(Set exercise) Your task is to repeat the entries word for word while leaving out the pictures.

(Data supplied)

• • •

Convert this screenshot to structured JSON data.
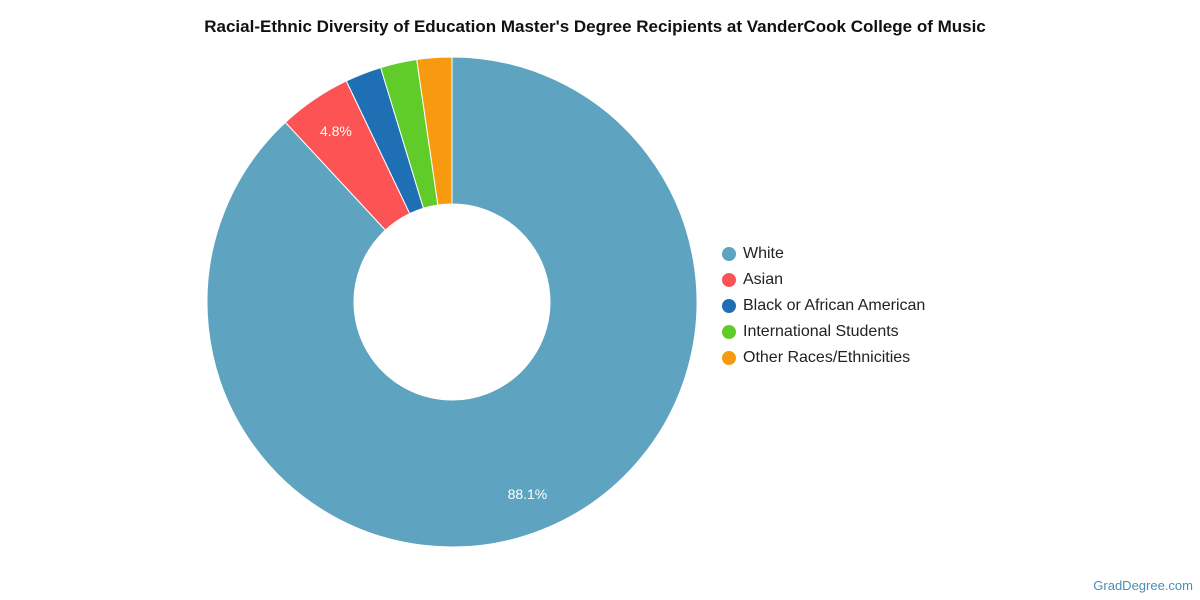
{
  "chart_data": {
    "type": "pie",
    "title": "Racial-Ethnic Diversity of Education Master's Degree Recipients at VanderCook College of Music",
    "hole": true,
    "legend_position": "right",
    "series": [
      {
        "name": "White",
        "value": 88.1,
        "color": "#5ea3c0",
        "label": "88.1%"
      },
      {
        "name": "Asian",
        "value": 4.8,
        "color": "#fc5454",
        "label": "4.8%"
      },
      {
        "name": "Black or African American",
        "value": 2.4,
        "color": "#1f6fb5",
        "label": ""
      },
      {
        "name": "International Students",
        "value": 2.4,
        "color": "#5fcc29",
        "label": ""
      },
      {
        "name": "Other Races/Ethnicities",
        "value": 2.3,
        "color": "#f79a10",
        "label": ""
      }
    ]
  },
  "watermark": "GradDegree.com"
}
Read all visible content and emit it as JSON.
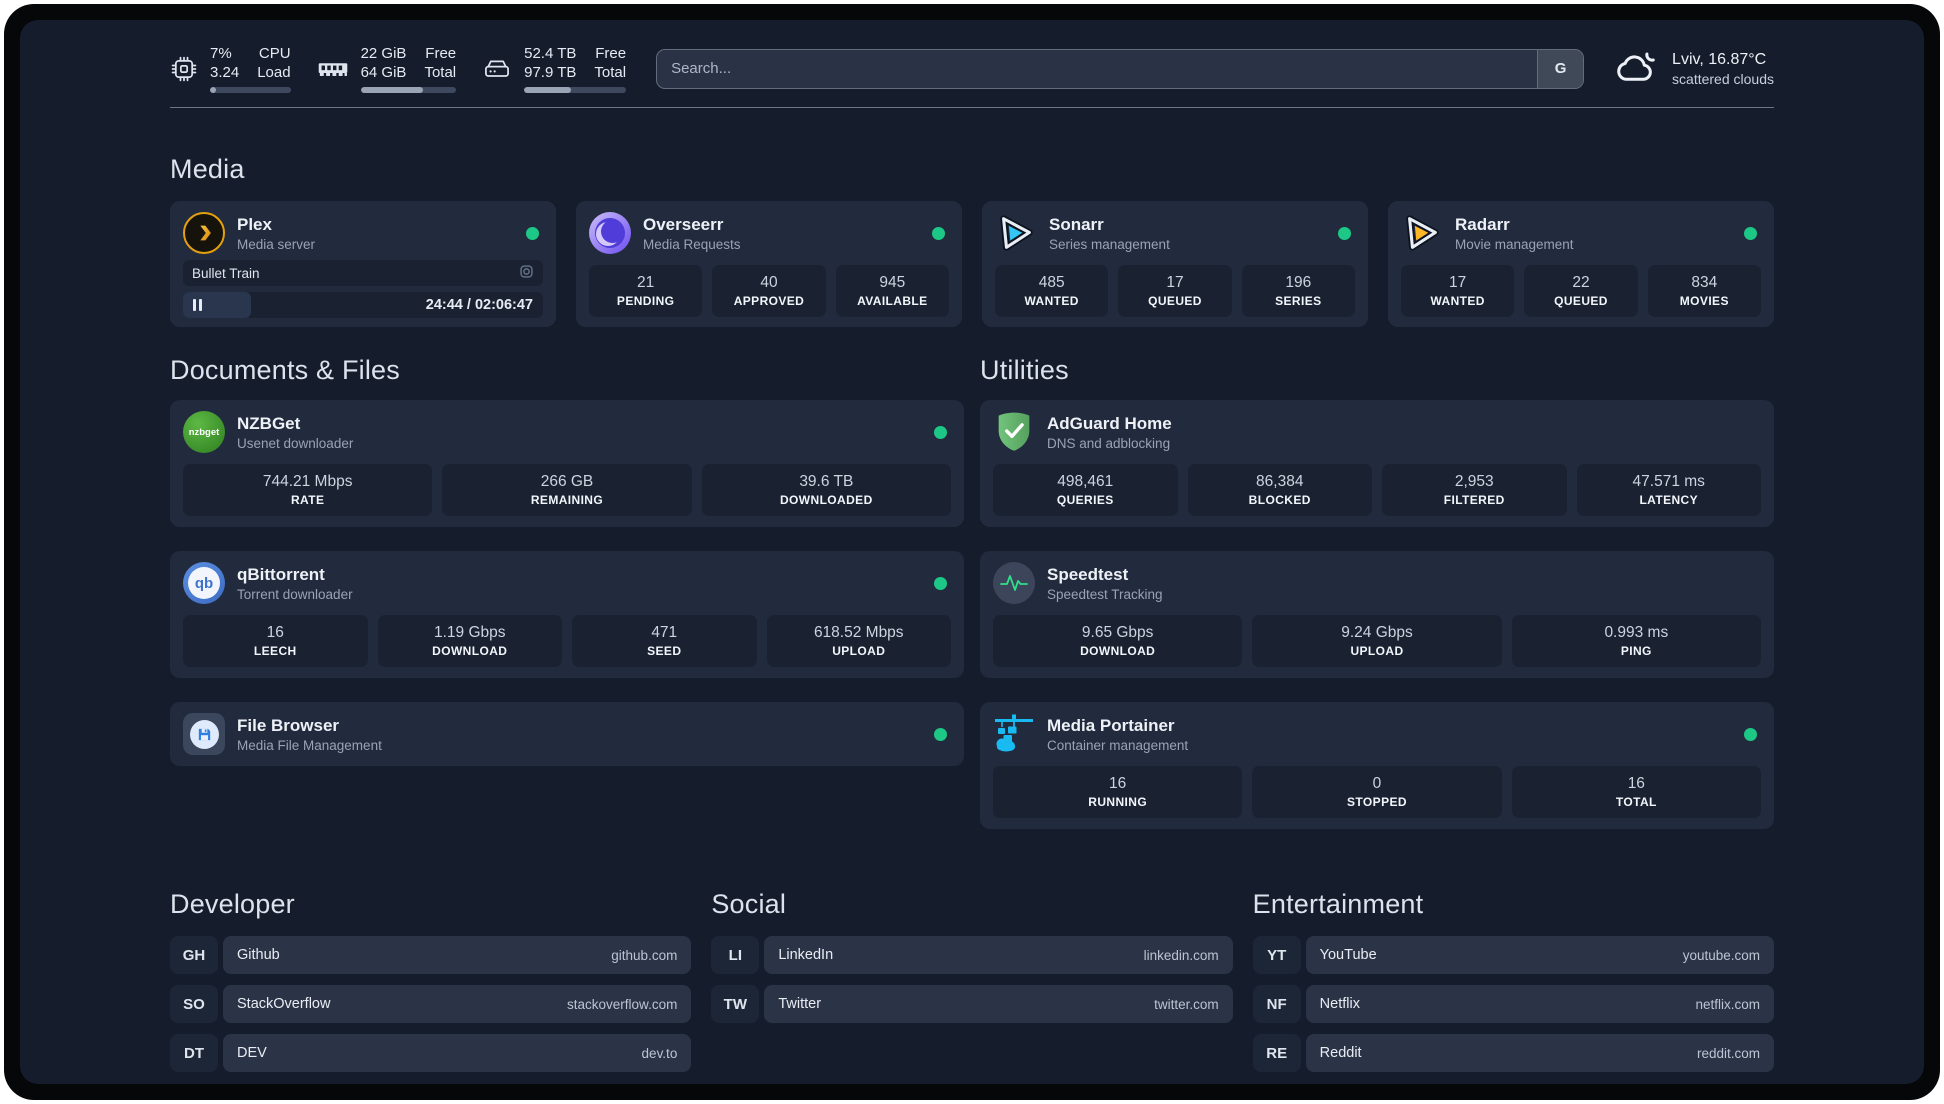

• • •

(Answer for this exercise)
Convert this screenshot to structured JSON data.
{
  "chart_data": {
    "type": "pie",
    "title": "Racial-Ethnic Diversity of Education Master's Degree Recipients at VanderCook College of Music",
    "hole": true,
    "legend_position": "right",
    "series": [
      {
        "name": "White",
        "value": 88.1,
        "color": "#5ea3c0",
        "label": "88.1%"
      },
      {
        "name": "Asian",
        "value": 4.8,
        "color": "#fc5454",
        "label": "4.8%"
      },
      {
        "name": "Black or African American",
        "value": 2.4,
        "color": "#1f6fb5",
        "label": ""
      },
      {
        "name": "International Students",
        "value": 2.4,
        "color": "#5fcc29",
        "label": ""
      },
      {
        "name": "Other Races/Ethnicities",
        "value": 2.3,
        "color": "#f79a10",
        "label": ""
      }
    ]
  },
  "watermark": "GradDegree.com"
}
Read all visible content and emit it as JSON.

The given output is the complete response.